Saved entries:
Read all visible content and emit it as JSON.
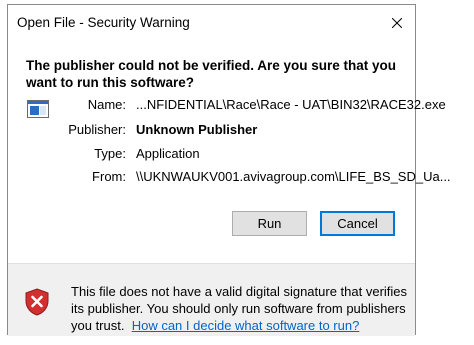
{
  "window": {
    "title": "Open File - Security Warning"
  },
  "heading": "The publisher could not be verified. Are you sure that you want to run this software?",
  "details": {
    "name_label": "Name:",
    "name_value": "...NFIDENTIAL\\Race\\Race - UAT\\BIN32\\RACE32.exe",
    "publisher_label": "Publisher:",
    "publisher_value": "Unknown Publisher",
    "type_label": "Type:",
    "type_value": "Application",
    "from_label": "From:",
    "from_value": "\\\\UKNWAUKV001.avivagroup.com\\LIFE_BS_SD_Ua..."
  },
  "buttons": {
    "run": "Run",
    "cancel": "Cancel"
  },
  "footer": {
    "text": "This file does not have a valid digital signature that verifies its publisher. You should only run software from publishers you trust.",
    "link": "How can I decide what software to run?"
  },
  "icons": {
    "app": "application-window-icon",
    "close": "close-icon",
    "warning": "shield-warning-icon"
  },
  "colors": {
    "link": "#0066cc",
    "shield_red": "#d32f2f",
    "default_button_border": "#0078d7",
    "footer_bg": "#f0f0f0"
  }
}
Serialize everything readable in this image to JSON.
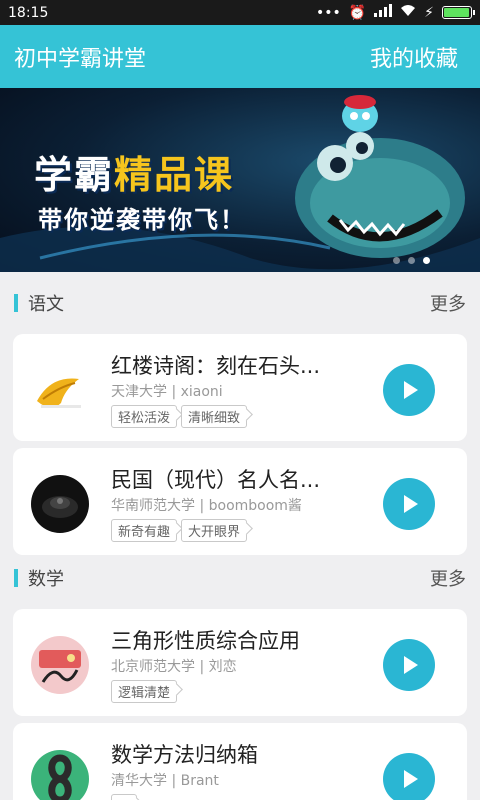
{
  "status_bar": {
    "time": "18:15",
    "icons": [
      "more-dots-icon",
      "alarm-icon",
      "signal-icon",
      "wifi-icon",
      "charging-icon",
      "battery-icon"
    ],
    "battery_fill": 0.95
  },
  "header": {
    "title": "初中学霸讲堂",
    "favorites_label": "我的收藏",
    "color": "#35c3d6"
  },
  "banner": {
    "title_part1": "学霸",
    "title_part2": "精品课",
    "subtitle": "带你逆袭带你飞！",
    "active_dot": 3,
    "dot_count": 3
  },
  "sections": [
    {
      "name": "语文",
      "more_label": "更多",
      "courses": [
        {
          "title": "红楼诗阁：刻在石头...",
          "meta": "天津大学 | xiaoni",
          "tags": [
            "轻松活泼",
            "清晰细致"
          ],
          "thumb": "banana-thumbnail"
        },
        {
          "title": "民国（现代）名人名...",
          "meta": "华南师范大学 | boomboom酱",
          "tags": [
            "新奇有趣",
            "大开眼界"
          ],
          "thumb": "dark-object-thumbnail"
        }
      ]
    },
    {
      "name": "数学",
      "more_label": "更多",
      "courses": [
        {
          "title": "三角形性质综合应用",
          "meta": "北京师范大学 | 刘恋",
          "tags": [
            "逻辑清楚"
          ],
          "thumb": "candy-thumbnail"
        },
        {
          "title": "数学方法归纳箱",
          "meta": "清华大学 | Brant",
          "tags": [
            "..."
          ],
          "thumb": "figure-eight-track-thumbnail"
        }
      ]
    }
  ]
}
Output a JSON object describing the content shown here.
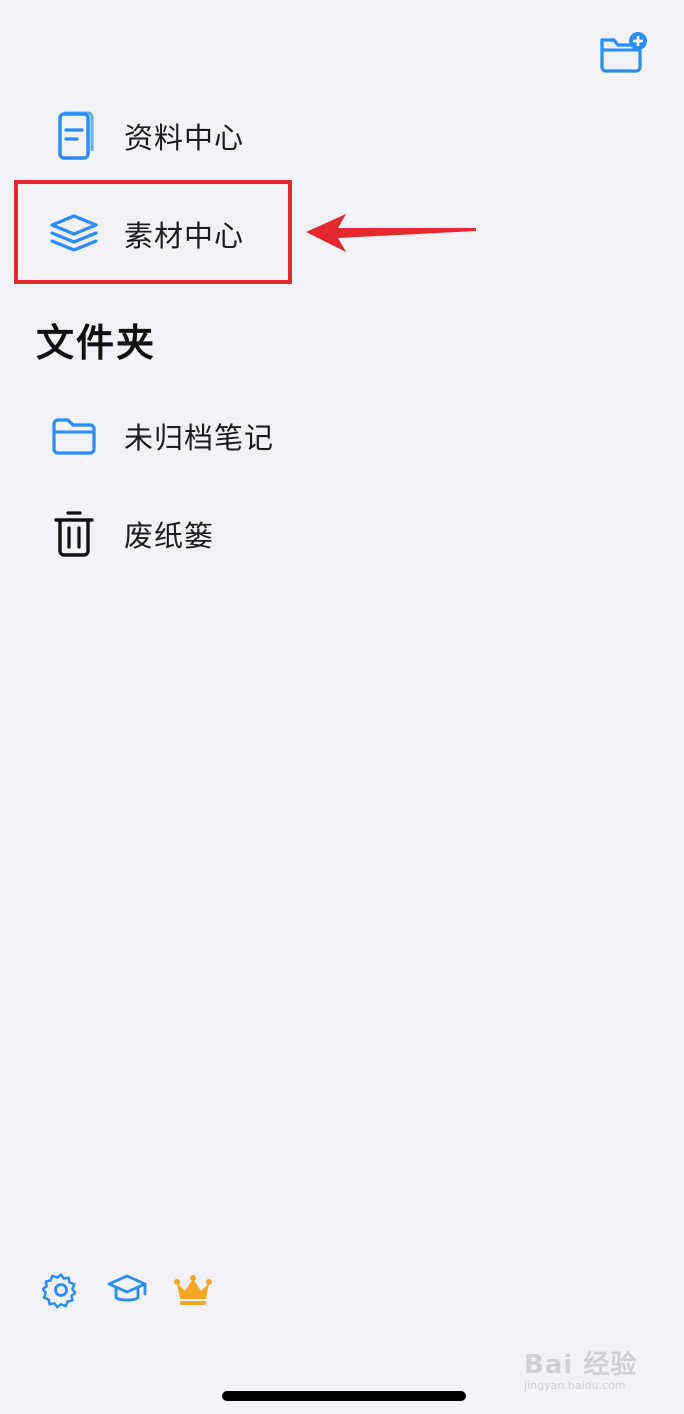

SET PROBLEM
Pull every line containing the word "JSON" out of the material.

EXERCISE ANSWER
Read all visible content and emit it as JSON.
Serialize everything readable in this image to JSON.
Output a JSON object describing the content shown here.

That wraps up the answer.